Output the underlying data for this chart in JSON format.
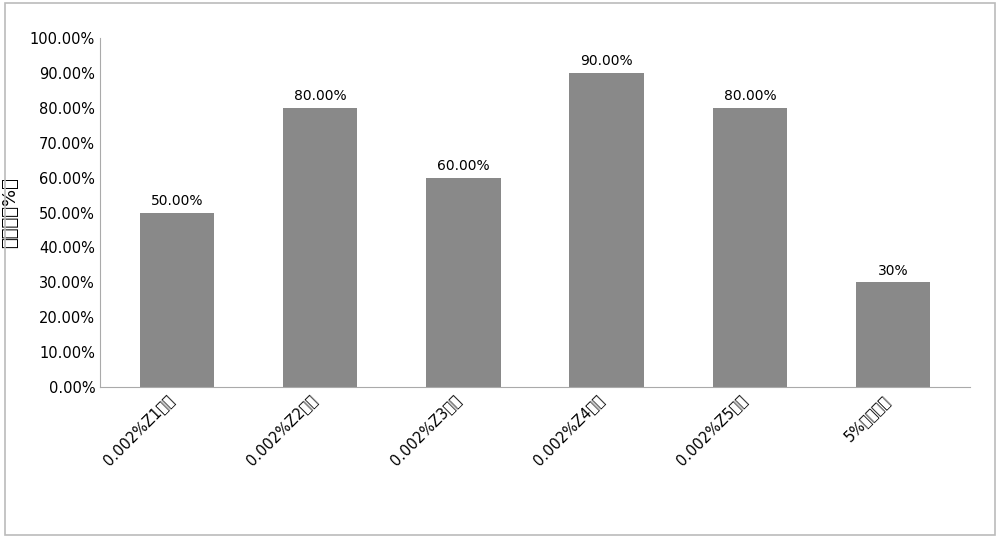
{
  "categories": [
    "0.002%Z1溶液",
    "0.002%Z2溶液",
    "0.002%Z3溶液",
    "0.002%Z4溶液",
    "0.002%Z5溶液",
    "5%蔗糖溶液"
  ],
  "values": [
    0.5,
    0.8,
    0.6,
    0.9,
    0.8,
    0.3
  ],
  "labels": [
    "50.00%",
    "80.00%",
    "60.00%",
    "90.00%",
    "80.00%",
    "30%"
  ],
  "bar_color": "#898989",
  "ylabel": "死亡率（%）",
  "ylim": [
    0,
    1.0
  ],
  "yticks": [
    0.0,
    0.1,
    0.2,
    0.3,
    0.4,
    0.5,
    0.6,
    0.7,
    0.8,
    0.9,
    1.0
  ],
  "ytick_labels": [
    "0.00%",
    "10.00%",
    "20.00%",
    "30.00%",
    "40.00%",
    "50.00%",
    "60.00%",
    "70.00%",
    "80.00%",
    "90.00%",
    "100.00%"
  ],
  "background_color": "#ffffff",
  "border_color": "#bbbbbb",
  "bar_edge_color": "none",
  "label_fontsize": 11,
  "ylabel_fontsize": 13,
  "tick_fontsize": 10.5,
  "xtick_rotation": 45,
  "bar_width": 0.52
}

----

**SET EXERCISE:**
Copy every entry exactly as written. Pictures are excluded.

**EXERCISE RESULT:**
Output the underlying data for this chart in JSON format.
{
  "categories": [
    "0.002%Z1溶液",
    "0.002%Z2溶液",
    "0.002%Z3溶液",
    "0.002%Z4溶液",
    "0.002%Z5溶液",
    "5%蔗糖溶液"
  ],
  "values": [
    0.5,
    0.8,
    0.6,
    0.9,
    0.8,
    0.3
  ],
  "labels": [
    "50.00%",
    "80.00%",
    "60.00%",
    "90.00%",
    "80.00%",
    "30%"
  ],
  "bar_color": "#898989",
  "ylabel": "死亡率（%）",
  "ylim": [
    0,
    1.0
  ],
  "yticks": [
    0.0,
    0.1,
    0.2,
    0.3,
    0.4,
    0.5,
    0.6,
    0.7,
    0.8,
    0.9,
    1.0
  ],
  "ytick_labels": [
    "0.00%",
    "10.00%",
    "20.00%",
    "30.00%",
    "40.00%",
    "50.00%",
    "60.00%",
    "70.00%",
    "80.00%",
    "90.00%",
    "100.00%"
  ],
  "background_color": "#ffffff",
  "border_color": "#bbbbbb",
  "bar_edge_color": "none",
  "label_fontsize": 11,
  "ylabel_fontsize": 13,
  "tick_fontsize": 10.5,
  "xtick_rotation": 45,
  "bar_width": 0.52
}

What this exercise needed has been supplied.